BEGIN Records provided

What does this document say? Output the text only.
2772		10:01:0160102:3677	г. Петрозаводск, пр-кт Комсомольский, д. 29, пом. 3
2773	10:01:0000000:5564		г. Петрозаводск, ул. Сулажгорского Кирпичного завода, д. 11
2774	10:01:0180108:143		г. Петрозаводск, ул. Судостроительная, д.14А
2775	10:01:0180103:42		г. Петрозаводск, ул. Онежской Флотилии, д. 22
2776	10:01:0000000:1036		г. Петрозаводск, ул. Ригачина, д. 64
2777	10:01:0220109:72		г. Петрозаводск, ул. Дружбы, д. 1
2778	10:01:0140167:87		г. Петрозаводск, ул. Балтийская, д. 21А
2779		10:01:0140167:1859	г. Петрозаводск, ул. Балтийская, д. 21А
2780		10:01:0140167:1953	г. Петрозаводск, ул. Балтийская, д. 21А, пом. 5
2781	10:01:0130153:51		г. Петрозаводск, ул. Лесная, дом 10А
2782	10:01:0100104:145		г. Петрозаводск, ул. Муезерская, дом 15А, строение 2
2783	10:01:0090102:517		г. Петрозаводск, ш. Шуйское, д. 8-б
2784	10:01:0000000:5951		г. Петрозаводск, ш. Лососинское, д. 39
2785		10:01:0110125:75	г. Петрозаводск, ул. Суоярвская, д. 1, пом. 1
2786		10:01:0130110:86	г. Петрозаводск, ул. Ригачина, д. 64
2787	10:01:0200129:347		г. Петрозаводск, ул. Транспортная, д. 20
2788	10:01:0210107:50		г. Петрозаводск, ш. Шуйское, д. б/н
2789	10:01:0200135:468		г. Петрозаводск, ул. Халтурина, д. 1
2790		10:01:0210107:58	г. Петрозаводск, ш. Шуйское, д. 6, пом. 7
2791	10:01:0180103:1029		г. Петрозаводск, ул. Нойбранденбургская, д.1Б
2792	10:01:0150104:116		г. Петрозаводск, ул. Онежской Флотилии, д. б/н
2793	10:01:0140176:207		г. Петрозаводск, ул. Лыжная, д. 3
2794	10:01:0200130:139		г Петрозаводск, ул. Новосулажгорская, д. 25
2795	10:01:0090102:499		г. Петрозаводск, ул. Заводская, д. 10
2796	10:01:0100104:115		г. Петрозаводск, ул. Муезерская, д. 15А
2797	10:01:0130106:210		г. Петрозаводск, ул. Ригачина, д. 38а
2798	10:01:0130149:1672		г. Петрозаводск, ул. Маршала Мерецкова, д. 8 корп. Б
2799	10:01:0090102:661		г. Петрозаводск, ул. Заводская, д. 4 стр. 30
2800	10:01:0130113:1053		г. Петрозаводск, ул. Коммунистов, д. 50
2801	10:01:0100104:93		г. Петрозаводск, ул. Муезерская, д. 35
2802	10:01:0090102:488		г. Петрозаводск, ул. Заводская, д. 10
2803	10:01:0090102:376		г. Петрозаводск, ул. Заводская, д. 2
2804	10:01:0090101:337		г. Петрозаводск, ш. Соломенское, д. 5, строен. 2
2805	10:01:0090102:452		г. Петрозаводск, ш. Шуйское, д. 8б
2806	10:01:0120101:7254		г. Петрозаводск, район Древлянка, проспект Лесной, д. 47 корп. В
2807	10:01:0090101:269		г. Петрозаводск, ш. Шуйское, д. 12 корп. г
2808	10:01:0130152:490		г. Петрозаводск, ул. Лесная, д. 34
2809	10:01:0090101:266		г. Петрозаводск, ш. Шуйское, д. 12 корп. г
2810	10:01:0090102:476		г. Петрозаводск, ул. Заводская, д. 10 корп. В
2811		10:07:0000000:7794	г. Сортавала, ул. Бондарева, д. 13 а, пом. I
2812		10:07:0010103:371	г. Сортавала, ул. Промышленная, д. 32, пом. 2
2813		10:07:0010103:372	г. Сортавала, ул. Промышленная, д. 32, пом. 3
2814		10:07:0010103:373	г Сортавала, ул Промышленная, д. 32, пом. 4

END Records provided

_Given instruction_:
All of the data must be returned exactly.

_Written solution_:
What does this document say? Output the text only.
2772		10:01:0160102:3677	г. Петрозаводск, пр-кт Комсомольский, д. 29, пом. 3
2773	10:01:0000000:5564		г. Петрозаводск, ул. Сулажгорского Кирпичного завода, д. 11
2774	10:01:0180108:143		г. Петрозаводск, ул. Судостроительная, д.14А
2775	10:01:0180103:42		г. Петрозаводск, ул. Онежской Флотилии, д. 22
2776	10:01:0000000:1036		г. Петрозаводск, ул. Ригачина, д. 64
2777	10:01:0220109:72		г. Петрозаводск, ул. Дружбы, д. 1
2778	10:01:0140167:87		г. Петрозаводск, ул. Балтийская, д. 21А
2779		10:01:0140167:1859	г. Петрозаводск, ул. Балтийская, д. 21А
2780		10:01:0140167:1953	г. Петрозаводск, ул. Балтийская, д. 21А, пом. 5
2781	10:01:0130153:51		г. Петрозаводск, ул. Лесная, дом 10А
2782	10:01:0100104:145		г. Петрозаводск, ул. Муезерская, дом 15А, строение 2
2783	10:01:0090102:517		г. Петрозаводск, ш. Шуйское, д. 8-б
2784	10:01:0000000:5951		г. Петрозаводск, ш. Лососинское, д. 39
2785		10:01:0110125:75	г. Петрозаводск, ул. Суоярвская, д. 1, пом. 1
2786		10:01:0130110:86	г. Петрозаводск, ул. Ригачина, д. 64
2787	10:01:0200129:347		г. Петрозаводск, ул. Транспортная, д. 20
2788	10:01:0210107:50		г. Петрозаводск, ш. Шуйское, д. б/н
2789	10:01:0200135:468		г. Петрозаводск, ул. Халтурина, д. 1
2790		10:01:0210107:58	г. Петрозаводск, ш. Шуйское, д. 6, пом. 7
2791	10:01:0180103:1029		г. Петрозаводск, ул. Нойбранденбургская, д.1Б
2792	10:01:0150104:116		г. Петрозаводск, ул. Онежской Флотилии, д. б/н
2793	10:01:0140176:207		г. Петрозаводск, ул. Лыжная, д. 3
2794	10:01:0200130:139		г Петрозаводск, ул. Новосулажгорская, д. 25
2795	10:01:0090102:499		г. Петрозаводск, ул. Заводская, д. 10
2796	10:01:0100104:115		г. Петрозаводск, ул. Муезерская, д. 15А
2797	10:01:0130106:210		г. Петрозаводск, ул. Ригачина, д. 38а
2798	10:01:0130149:1672		г. Петрозаводск, ул. Маршала Мерецкова, д. 8 корп. Б
2799	10:01:0090102:661		г. Петрозаводск, ул. Заводская, д. 4 стр. 30
2800	10:01:0130113:1053		г. Петрозаводск, ул. Коммунистов, д. 50
2801	10:01:0100104:93		г. Петрозаводск, ул. Муезерская, д. 35
2802	10:01:0090102:488		г. Петрозаводск, ул. Заводская, д. 10
2803	10:01:0090102:376		г. Петрозаводск, ул. Заводская, д. 2
2804	10:01:0090101:337		г. Петрозаводск, ш. Соломенское, д. 5, строен. 2
2805	10:01:0090102:452		г. Петрозаводск, ш. Шуйское, д. 8б
2806	10:01:0120101:7254		г. Петрозаводск, район Древлянка, проспект Лесной, д. 47 корп. В
2807	10:01:0090101:269		г. Петрозаводск, ш. Шуйское, д. 12 корп. г
2808	10:01:0130152:490		г. Петрозаводск, ул. Лесная, д. 34
2809	10:01:0090101:266		г. Петрозаводск, ш. Шуйское, д. 12 корп. г
2810	10:01:0090102:476		г. Петрозаводск, ул. Заводская, д. 10 корп. В
2811		10:07:0000000:7794	г. Сортавала, ул. Бондарева, д. 13 а, пом. I
2812		10:07:0010103:371	г. Сортавала, ул. Промышленная, д. 32, пом. 2
2813		10:07:0010103:372	г. Сортавала, ул. Промышленная, д. 32, пом. 3
2814		10:07:0010103:373	г Сортавала, ул Промышленная, д. 32, пом. 4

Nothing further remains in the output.